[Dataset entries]
---

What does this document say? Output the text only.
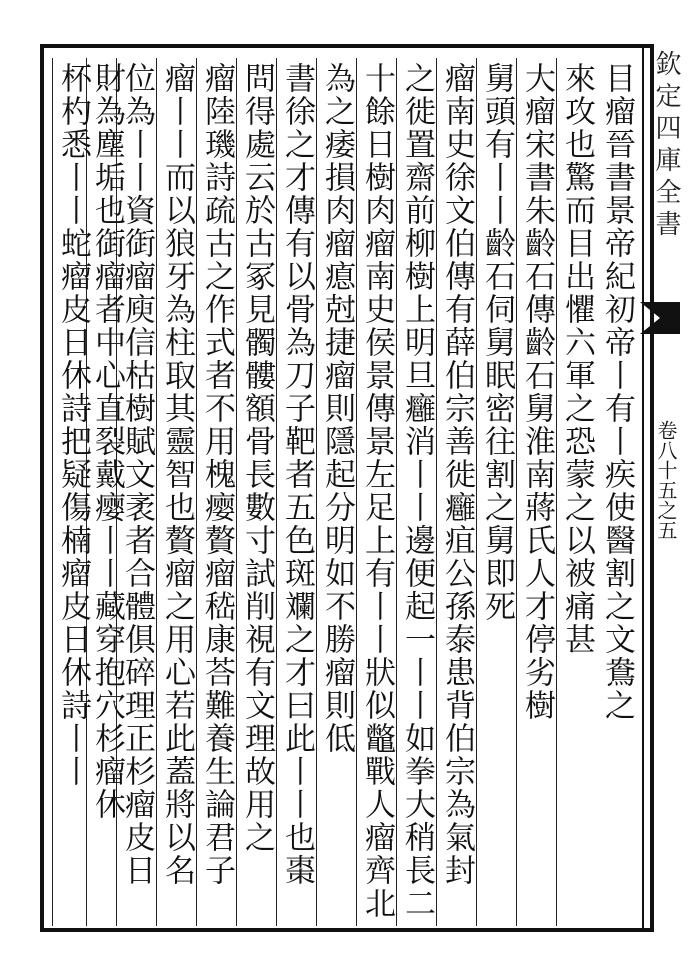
欽定四庫全書
卷八十五之五
目瘤晉書景帝紀初帝丨有丨疾使醫割之文鴦之
來攻也驚而目出懼六軍之恐蒙之以被痛甚
大瘤宋書朱齡石傳齡石舅淮南蔣氏人才停劣樹
舅頭有丨丨齡石伺舅眠密往割之舅即死
瘤南史徐文伯傳有薛伯宗善徙癰疽公孫泰患背伯宗為氣封
之徙置齋前柳樹上明旦癰消丨丨邊便起一丨丨如拳大稍長二
十餘日樹肉瘤南史侯景傳景左足上有丨丨狀似鼈戰人瘤齊北
為之痿損肉瘤瘜尅捷瘤則隱起分明如不勝瘤則低
書徐之才傳有以骨為刀子靶者五色斑斕之才曰此丨丨也棗
問得處云於古冢見髑髏額骨長數寸試削視有文理故用之
瘤陸璣詩疏古之作式者不用槐瘿贅瘤嵇康荅難養生論君子
瘤丨丨而以狼牙為柱取其靈智也贅瘤之用心若此蓋將以名
位為丨丨資衘瘤庾信枯樹賦文袤者合體俱碎理正杉瘤皮日
財為塵垢也衘瘤者中心直裂戴瘿丨丨藏穿抱穴杉瘤休
杯杓悉丨丨蛇瘤皮日休詩把疑傷楠瘤皮日休詩丨丨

---

Description of the task -> Each entry shown above must be quoted exactly, with its pictures left out.

Written response ->
What does this document say? Output the text only.
欽定四庫全書
卷八十五之五
目瘤晉書景帝紀初帝丨有丨疾使醫割之文鴦之
來攻也驚而目出懼六軍之恐蒙之以被痛甚
大瘤宋書朱齡石傳齡石舅淮南蔣氏人才停劣樹
舅頭有丨丨齡石伺舅眠密往割之舅即死
瘤南史徐文伯傳有薛伯宗善徙癰疽公孫泰患背伯宗為氣封
之徙置齋前柳樹上明旦癰消丨丨邊便起一丨丨如拳大稍長二
十餘日樹肉瘤南史侯景傳景左足上有丨丨狀似鼈戰人瘤齊北
為之痿損肉瘤瘜尅捷瘤則隱起分明如不勝瘤則低
書徐之才傳有以骨為刀子靶者五色斑斕之才曰此丨丨也棗
問得處云於古冢見髑髏額骨長數寸試削視有文理故用之
瘤陸璣詩疏古之作式者不用槐瘿贅瘤嵇康荅難養生論君子
瘤丨丨而以狼牙為柱取其靈智也贅瘤之用心若此蓋將以名
位為丨丨資衘瘤庾信枯樹賦文袤者合體俱碎理正杉瘤皮日
財為塵垢也衘瘤者中心直裂戴瘿丨丨藏穿抱穴杉瘤休
杯杓悉丨丨蛇瘤皮日休詩把疑傷楠瘤皮日休詩丨丨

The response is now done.